This morning I had a dream that it was six am and I was walking around my room getting dressed. I looked at the clock and sighed to myself "another day of tiring social interaction." I then woke up to see that it was eight am, time to get up. Dreams really do come true.

• When I was taking my stoned bath last night, I suddenly remembered a lost dialogue. You see, before I became sick in October, I sat at a bar and had a long conversation with a seemingly crazy old man. I was stoned at the time, so I wasn't sure if he was really crazy or if I was.
In my bath last night I remembered him asking me, "Have you ever been in love?" I shrugged. He nodded to himself and said "Its nice. I don't think I'll ever do it again but its nice."

• Last night I decided that I should randomly use some vacation days. Since I am now trying to buy a house, I will avoid traveling this year. So, maybe I should take off some week days, and allow myself to stay out late and enjoy the freedom. Can I convince myself not to sleep the day away?

> [TASKS TO COMPLETE]
**1.** Answer these from the journal text:
(a) What time was it in the dream when the clock was checked?
(b) Where was the writer last night when the talk with the old man came back to mind?
(c) What reason does the writer give for not traveling this year?
**2.** Please continue the journal text after its last sentence, in the same first-person voice.

> [MATERIAL SUPPLIED]

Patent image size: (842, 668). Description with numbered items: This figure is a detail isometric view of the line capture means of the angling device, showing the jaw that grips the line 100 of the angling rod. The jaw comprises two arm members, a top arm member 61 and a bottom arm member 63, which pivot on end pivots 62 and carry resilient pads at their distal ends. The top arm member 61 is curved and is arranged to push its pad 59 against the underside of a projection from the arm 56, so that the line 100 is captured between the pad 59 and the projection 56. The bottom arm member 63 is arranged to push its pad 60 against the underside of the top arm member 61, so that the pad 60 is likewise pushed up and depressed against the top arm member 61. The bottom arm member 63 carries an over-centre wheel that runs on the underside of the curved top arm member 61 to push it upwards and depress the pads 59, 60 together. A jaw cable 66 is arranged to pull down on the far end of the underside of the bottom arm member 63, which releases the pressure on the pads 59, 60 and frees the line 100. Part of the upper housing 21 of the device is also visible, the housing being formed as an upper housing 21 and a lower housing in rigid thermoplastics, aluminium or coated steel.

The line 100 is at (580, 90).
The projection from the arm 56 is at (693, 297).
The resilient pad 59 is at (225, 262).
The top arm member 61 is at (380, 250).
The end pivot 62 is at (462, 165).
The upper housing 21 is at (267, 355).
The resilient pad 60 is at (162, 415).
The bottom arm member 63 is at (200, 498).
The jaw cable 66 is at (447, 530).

> [TASK-BY-TASK ANSWERS]
**1.**
(a) Six am.
(b) In the bath.
(c) The writer is now trying to buy a house.

**2.**
The weekday world is an interesting one, from an outsider's point of view: wandering Mt. Vernon, listening to the perennial sounds of construction, and watching the 'hustle and bustle.'

• When I was sick at my parent's house, I watched a lot of TV. I watched more TV in a few weeks than I have in the past five years combined. Months later, I am still plagued by the memory of this horribly obnoxious commercial that I saw repeatedly. Here it is for your viewing displeasure.
Why is it that yogurt is only marketed to women? I feel like most yogurt ads feature women, and especially obnoxious women like the ones in this commercial. It makes me never want to eat yogurt again.

• On the radio over the weekend, I heard a lot of ads for "Spring Break Shark Attack." It sounded so intriguing! Last night my roommate-to-be commented that she might need to invest in cable television. I think this might shake the foundation of my universe. Think of all the commercials I can get angry about!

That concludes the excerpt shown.